** EXERCISE INSTRUCTIONS **
Can all of these lines be returned exactly?

(Data items)
============================================================

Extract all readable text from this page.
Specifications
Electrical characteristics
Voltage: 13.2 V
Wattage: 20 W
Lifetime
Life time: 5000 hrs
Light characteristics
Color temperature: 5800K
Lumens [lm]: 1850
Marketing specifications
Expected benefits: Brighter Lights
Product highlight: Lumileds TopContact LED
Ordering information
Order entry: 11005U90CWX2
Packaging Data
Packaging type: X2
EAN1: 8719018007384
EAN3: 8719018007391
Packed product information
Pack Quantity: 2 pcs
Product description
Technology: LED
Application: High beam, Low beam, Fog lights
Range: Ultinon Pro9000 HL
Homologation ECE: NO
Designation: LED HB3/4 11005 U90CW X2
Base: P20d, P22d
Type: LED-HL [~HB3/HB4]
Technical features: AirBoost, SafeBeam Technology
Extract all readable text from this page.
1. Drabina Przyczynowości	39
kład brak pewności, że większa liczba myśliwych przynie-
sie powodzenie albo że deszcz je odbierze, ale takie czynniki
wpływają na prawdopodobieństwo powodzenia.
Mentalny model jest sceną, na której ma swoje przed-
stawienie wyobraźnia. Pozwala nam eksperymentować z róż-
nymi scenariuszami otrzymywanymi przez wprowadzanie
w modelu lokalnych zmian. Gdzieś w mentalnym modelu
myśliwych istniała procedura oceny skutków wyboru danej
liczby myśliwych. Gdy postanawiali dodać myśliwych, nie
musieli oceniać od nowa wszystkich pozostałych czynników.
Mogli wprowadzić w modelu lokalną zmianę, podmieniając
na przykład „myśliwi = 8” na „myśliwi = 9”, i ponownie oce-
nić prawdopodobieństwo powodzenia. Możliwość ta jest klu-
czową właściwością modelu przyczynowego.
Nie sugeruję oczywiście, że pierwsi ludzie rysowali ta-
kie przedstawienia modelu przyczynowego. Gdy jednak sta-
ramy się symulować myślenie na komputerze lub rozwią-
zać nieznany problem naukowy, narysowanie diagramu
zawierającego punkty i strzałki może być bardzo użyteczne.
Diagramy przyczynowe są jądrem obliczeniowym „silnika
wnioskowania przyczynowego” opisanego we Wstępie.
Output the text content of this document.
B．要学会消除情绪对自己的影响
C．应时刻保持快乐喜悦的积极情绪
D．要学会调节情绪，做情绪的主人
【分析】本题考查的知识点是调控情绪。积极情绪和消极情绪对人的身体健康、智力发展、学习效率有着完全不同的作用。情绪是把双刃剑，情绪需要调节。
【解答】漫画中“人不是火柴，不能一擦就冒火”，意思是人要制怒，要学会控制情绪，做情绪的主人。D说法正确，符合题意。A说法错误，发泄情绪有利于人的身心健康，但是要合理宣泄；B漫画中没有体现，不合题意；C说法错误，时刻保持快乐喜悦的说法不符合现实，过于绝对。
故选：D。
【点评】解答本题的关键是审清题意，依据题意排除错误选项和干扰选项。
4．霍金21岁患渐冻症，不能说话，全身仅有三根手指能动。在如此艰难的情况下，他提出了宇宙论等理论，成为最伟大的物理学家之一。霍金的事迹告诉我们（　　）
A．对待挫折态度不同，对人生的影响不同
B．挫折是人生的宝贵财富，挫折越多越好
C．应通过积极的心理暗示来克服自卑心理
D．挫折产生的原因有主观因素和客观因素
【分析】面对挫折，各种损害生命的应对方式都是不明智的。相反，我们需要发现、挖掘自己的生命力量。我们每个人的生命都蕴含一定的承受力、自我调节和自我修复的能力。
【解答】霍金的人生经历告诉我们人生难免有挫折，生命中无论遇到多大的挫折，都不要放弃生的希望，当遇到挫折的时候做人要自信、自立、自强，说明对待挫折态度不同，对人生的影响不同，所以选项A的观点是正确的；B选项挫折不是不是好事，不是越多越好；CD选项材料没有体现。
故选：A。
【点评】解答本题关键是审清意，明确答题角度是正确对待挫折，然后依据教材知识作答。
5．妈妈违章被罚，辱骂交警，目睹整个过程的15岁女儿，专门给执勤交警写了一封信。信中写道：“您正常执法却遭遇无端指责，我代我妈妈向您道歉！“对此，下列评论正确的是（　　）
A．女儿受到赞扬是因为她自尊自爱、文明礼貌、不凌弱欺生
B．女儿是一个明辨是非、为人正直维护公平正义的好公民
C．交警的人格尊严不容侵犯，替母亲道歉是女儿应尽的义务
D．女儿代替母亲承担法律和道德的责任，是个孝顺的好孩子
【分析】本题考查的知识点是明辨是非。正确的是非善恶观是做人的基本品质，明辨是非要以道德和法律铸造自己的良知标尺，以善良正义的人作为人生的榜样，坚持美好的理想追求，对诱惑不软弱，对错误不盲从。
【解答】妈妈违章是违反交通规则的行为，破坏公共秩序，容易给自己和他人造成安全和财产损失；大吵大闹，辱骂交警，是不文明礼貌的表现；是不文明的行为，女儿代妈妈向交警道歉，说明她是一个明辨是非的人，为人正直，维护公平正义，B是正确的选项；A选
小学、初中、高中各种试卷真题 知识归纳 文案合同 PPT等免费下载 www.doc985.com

============================================================

** REPLY TO THE EXERCISE **
Extract all readable text from this page.
Specifications
Electrical characteristics
Voltage: 13.2 V
Wattage: 20 W
Lifetime
Life time: 5000 hrs
Light characteristics
Color temperature: 5800K
Lumens [lm]: 1850
Marketing specifications
Expected benefits: Brighter Lights
Product highlight: Lumileds TopContact LED
Ordering information
Order entry: 11005U90CWX2
Packaging Data
Packaging type: X2
EAN1: 8719018007384
EAN3: 8719018007391
Packed product information
Pack Quantity: 2 pcs
Product description
Technology: LED
Application: High beam, Low beam, Fog lights
Range: Ultinon Pro9000 HL
Homologation ECE: NO
Designation: LED HB3/4 11005 U90CW X2
Base: P20d, P22d
Type: LED-HL [~HB3/HB4]
Technical features: AirBoost, SafeBeam Technology
Extract all readable text from this page.
1. Drabina Przyczynowości	39
kład brak pewności, że większa liczba myśliwych przynie-
sie powodzenie albo że deszcz je odbierze, ale takie czynniki
wpływają na prawdopodobieństwo powodzenia.
Mentalny model jest sceną, na której ma swoje przed-
stawienie wyobraźnia. Pozwala nam eksperymentować z róż-
nymi scenariuszami otrzymywanymi przez wprowadzanie
w modelu lokalnych zmian. Gdzieś w mentalnym modelu
myśliwych istniała procedura oceny skutków wyboru danej
liczby myśliwych. Gdy postanawiali dodać myśliwych, nie
musieli oceniać od nowa wszystkich pozostałych czynników.
Mogli wprowadzić w modelu lokalną zmianę, podmieniając
na przykład „myśliwi = 8” na „myśliwi = 9”, i ponownie oce-
nić prawdopodobieństwo powodzenia. Możliwość ta jest klu-
czową właściwością modelu przyczynowego.
Nie sugeruję oczywiście, że pierwsi ludzie rysowali ta-
kie przedstawienia modelu przyczynowego. Gdy jednak sta-
ramy się symulować myślenie na komputerze lub rozwią-
zać nieznany problem naukowy, narysowanie diagramu
zawierającego punkty i strzałki może być bardzo użyteczne.
Diagramy przyczynowe są jądrem obliczeniowym „silnika
wnioskowania przyczynowego” opisanego we Wstępie.
Output the text content of this document.
B．要学会消除情绪对自己的影响
C．应时刻保持快乐喜悦的积极情绪
D．要学会调节情绪，做情绪的主人
【分析】本题考查的知识点是调控情绪。积极情绪和消极情绪对人的身体健康、智力发展、学习效率有着完全不同的作用。情绪是把双刃剑，情绪需要调节。
【解答】漫画中“人不是火柴，不能一擦就冒火”，意思是人要制怒，要学会控制情绪，做情绪的主人。D说法正确，符合题意。A说法错误，发泄情绪有利于人的身心健康，但是要合理宣泄；B漫画中没有体现，不合题意；C说法错误，时刻保持快乐喜悦的说法不符合现实，过于绝对。
故选：D。
【点评】解答本题的关键是审清题意，依据题意排除错误选项和干扰选项。
4．霍金21岁患渐冻症，不能说话，全身仅有三根手指能动。在如此艰难的情况下，他提出了宇宙论等理论，成为最伟大的物理学家之一。霍金的事迹告诉我们（　　）
A．对待挫折态度不同，对人生的影响不同
B．挫折是人生的宝贵财富，挫折越多越好
C．应通过积极的心理暗示来克服自卑心理
D．挫折产生的原因有主观因素和客观因素
【分析】面对挫折，各种损害生命的应对方式都是不明智的。相反，我们需要发现、挖掘自己的生命力量。我们每个人的生命都蕴含一定的承受力、自我调节和自我修复的能力。
【解答】霍金的人生经历告诉我们人生难免有挫折，生命中无论遇到多大的挫折，都不要放弃生的希望，当遇到挫折的时候做人要自信、自立、自强，说明对待挫折态度不同，对人生的影响不同，所以选项A的观点是正确的；B选项挫折不是不是好事，不是越多越好；CD选项材料没有体现。
故选：A。
【点评】解答本题关键是审清意，明确答题角度是正确对待挫折，然后依据教材知识作答。
5．妈妈违章被罚，辱骂交警，目睹整个过程的15岁女儿，专门给执勤交警写了一封信。信中写道：“您正常执法却遭遇无端指责，我代我妈妈向您道歉！“对此，下列评论正确的是（　　）
A．女儿受到赞扬是因为她自尊自爱、文明礼貌、不凌弱欺生
B．女儿是一个明辨是非、为人正直维护公平正义的好公民
C．交警的人格尊严不容侵犯，替母亲道歉是女儿应尽的义务
D．女儿代替母亲承担法律和道德的责任，是个孝顺的好孩子
【分析】本题考查的知识点是明辨是非。正确的是非善恶观是做人的基本品质，明辨是非要以道德和法律铸造自己的良知标尺，以善良正义的人作为人生的榜样，坚持美好的理想追求，对诱惑不软弱，对错误不盲从。
【解答】妈妈违章是违反交通规则的行为，破坏公共秩序，容易给自己和他人造成安全和财产损失；大吵大闹，辱骂交警，是不文明礼貌的表现；是不文明的行为，女儿代妈妈向交警道歉，说明她是一个明辨是非的人，为人正直，维护公平正义，B是正确的选项；A选
小学、初中、高中各种试卷真题 知识归纳 文案合同 PPT等免费下载 www.doc985.com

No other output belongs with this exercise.